━━━━━ Extracted text ━━━━━

Court of Errors and Appeals
Oct 20, 1924
96 N.J. Eq. 736 (N.J. 1924)

Opinion

Submitted May term, 1924.

Decided October 20th, 1924.

The judges being equally divided on the question whether the judgment should be reversed, the judgment is affirmed solely because of such division, which renders any opinion by the court impossible.

On appeal from a decree of the court of chancery advised by Vice-Chancellor Backes, whose opinion is reported in 95 N.J. Eq. 389.

Mr. Frederic J. Faulks and Mr. J. Edward Ashmead, for the defendant-appellant.

Mr. J.W. Rufus Besson, Mr. George C. Fraser and Mr. Schuyler M. Meyer, for the complainant-respondent.

Syllabus by White, J.

1. Dividends (not in liquidation) upon the capital stock of a corporation, whether common or preferred, can only be paid out of net profits or surplus.

2. Generally speaking, the distinction between cumulative and non-cumulative preferred stock is that dividends upon the former have at all times and for all years, past and present, until paid, priority in payment over any and all unpaid dividends upon common stock, whether the net earnings for any particular past or present year were or were not sufficient to pay the stipulated cumulative dividend upon preferred stock for that year; whereas, the like priority of dividends upon non-cumulative preferred stock (wholly or partially, as the case may be) is limited to the unpaid dividends for those years when such net earnings were sufficient (wholly or in corresponding part) to pay such dividends.

3. While the first part of section 18 of the Corporation act (Revision of 1896) confers a broad discretion upon corporators in giving names and preferences, and restrictions and qualifications thereof, to the various classes into which they are authorized to divide the shares in the capital stock of a corporation, the second or latter part of that section fixes upon the corporation a definite contractual obligation to pay in preference or priority to any dividends upon common stock the definite dividend fixed by the articles of incorporation (cumulative or non-cumulative, as the case may be) upon that class or those classes, the preference of which bring it or them within the proper designation of "preferred."

4. Where stock was expressly, and without qualification of any kind, designated in the articles of incorporation as "preferred stock," and its principal or par value given preference over the common stock on liquidation, and its dividends limited to a fixed rate not exceeding the eight per cent. limit specified in the Corporation act for preferred stock, and such dividends for any fiscal year were given preference or priority of payment out of the surplus net profits for such fiscal year over dividends upon common stock for that year — Held, that a provision in the articles of incorporation and in the by-laws, authorizing the payment of a dividend upon the common stock out of the surplus net profits of any fiscal year after the stipulated dividend upon the preferred stock for that year had been paid, but without saying that this might be done while earned but withheld dividends for previous years upon the preferred stock remain undistributed in the reserve working capital fund, does not entitle the corporation to pay dividends to common stockholders until withheld earned and available dividends for previous years upon preferred stock have been distributed to the preferred stockholders.

━━━━━

**The task**
Quote the court opinion word for word, starting with "Decided October 20th, 1924." and going on through "profits or surplus.".

━━━━━ Dataset content ━━━━━

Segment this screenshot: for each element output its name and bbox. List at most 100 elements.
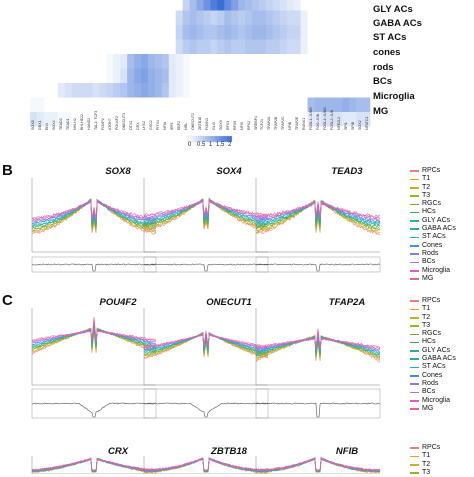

━━━━━

**Output for this exercise**
Decided October 20th, 1924.

The judges being equally divided on the question whether the judgment should be reversed, the judgment is affirmed solely because of such division, which renders any opinion by the court impossible.

On appeal from a decree of the court of chancery advised by Vice-Chancellor Backes, whose opinion is reported in 95 N.J. Eq. 389.

Mr. Frederic J. Faulks and Mr. J. Edward Ashmead, for the defendant-appellant.

Mr. J.W. Rufus Besson, Mr. George C. Fraser and Mr. Schuyler M. Meyer, for the complainant-respondent.

Syllabus by White, J.

1. Dividends (not in liquidation) upon the capital stock of a corporation, whether common or preferred, can only be paid out of net profits or surplus.